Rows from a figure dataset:
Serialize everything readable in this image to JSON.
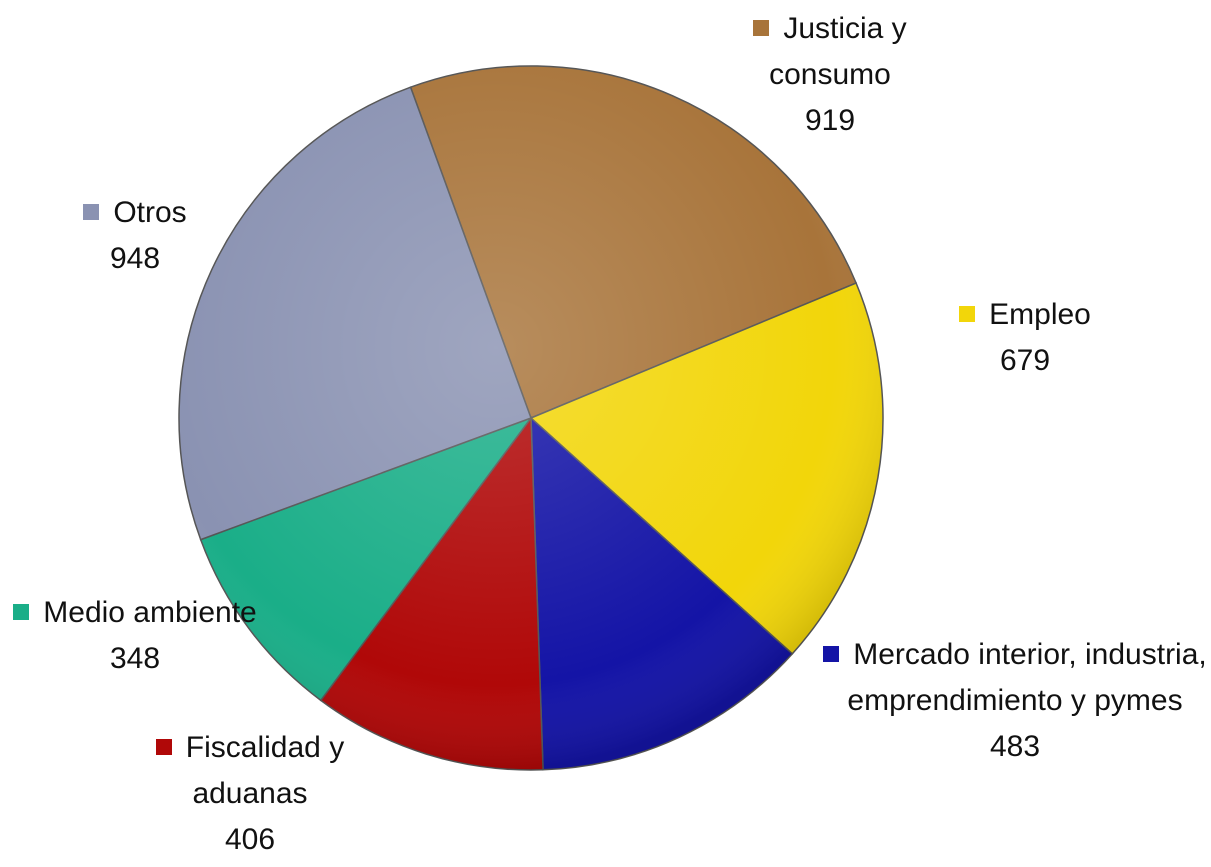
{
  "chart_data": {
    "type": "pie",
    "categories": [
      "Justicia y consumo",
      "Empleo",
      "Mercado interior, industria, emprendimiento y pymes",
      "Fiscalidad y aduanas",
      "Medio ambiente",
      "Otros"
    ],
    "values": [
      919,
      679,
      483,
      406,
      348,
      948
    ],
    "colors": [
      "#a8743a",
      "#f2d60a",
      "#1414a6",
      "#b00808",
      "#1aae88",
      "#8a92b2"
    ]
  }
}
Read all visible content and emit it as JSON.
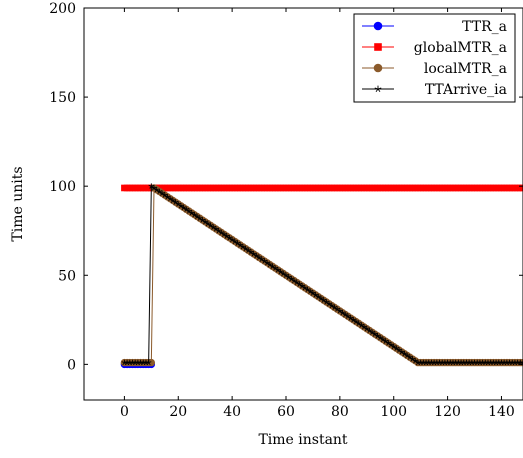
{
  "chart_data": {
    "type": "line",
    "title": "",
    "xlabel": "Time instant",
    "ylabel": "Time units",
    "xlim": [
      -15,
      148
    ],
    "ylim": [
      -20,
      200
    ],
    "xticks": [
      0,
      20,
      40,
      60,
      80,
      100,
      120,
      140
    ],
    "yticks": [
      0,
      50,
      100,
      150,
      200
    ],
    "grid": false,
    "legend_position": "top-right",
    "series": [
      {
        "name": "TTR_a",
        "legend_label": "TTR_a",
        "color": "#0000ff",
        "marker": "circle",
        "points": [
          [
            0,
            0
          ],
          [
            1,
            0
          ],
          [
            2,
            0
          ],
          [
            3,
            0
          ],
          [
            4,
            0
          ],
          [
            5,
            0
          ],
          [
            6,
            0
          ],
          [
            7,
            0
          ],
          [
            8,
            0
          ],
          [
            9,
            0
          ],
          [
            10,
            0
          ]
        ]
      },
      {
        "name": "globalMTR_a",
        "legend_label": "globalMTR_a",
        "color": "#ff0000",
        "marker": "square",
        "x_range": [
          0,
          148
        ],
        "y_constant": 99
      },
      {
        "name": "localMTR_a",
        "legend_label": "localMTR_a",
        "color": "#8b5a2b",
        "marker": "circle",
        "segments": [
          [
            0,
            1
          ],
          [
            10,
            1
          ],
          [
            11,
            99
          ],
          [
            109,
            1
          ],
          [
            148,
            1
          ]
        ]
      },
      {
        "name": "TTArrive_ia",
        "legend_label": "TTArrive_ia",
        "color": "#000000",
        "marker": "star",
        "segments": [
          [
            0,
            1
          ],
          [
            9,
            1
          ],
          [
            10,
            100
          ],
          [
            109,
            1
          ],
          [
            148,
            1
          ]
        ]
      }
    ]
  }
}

- Stated exercise -
From the listing above, collect each line in which the string "Time" appears.

- Task output -
    "xlabel": "Time instant",
    "ylabel": "Time units",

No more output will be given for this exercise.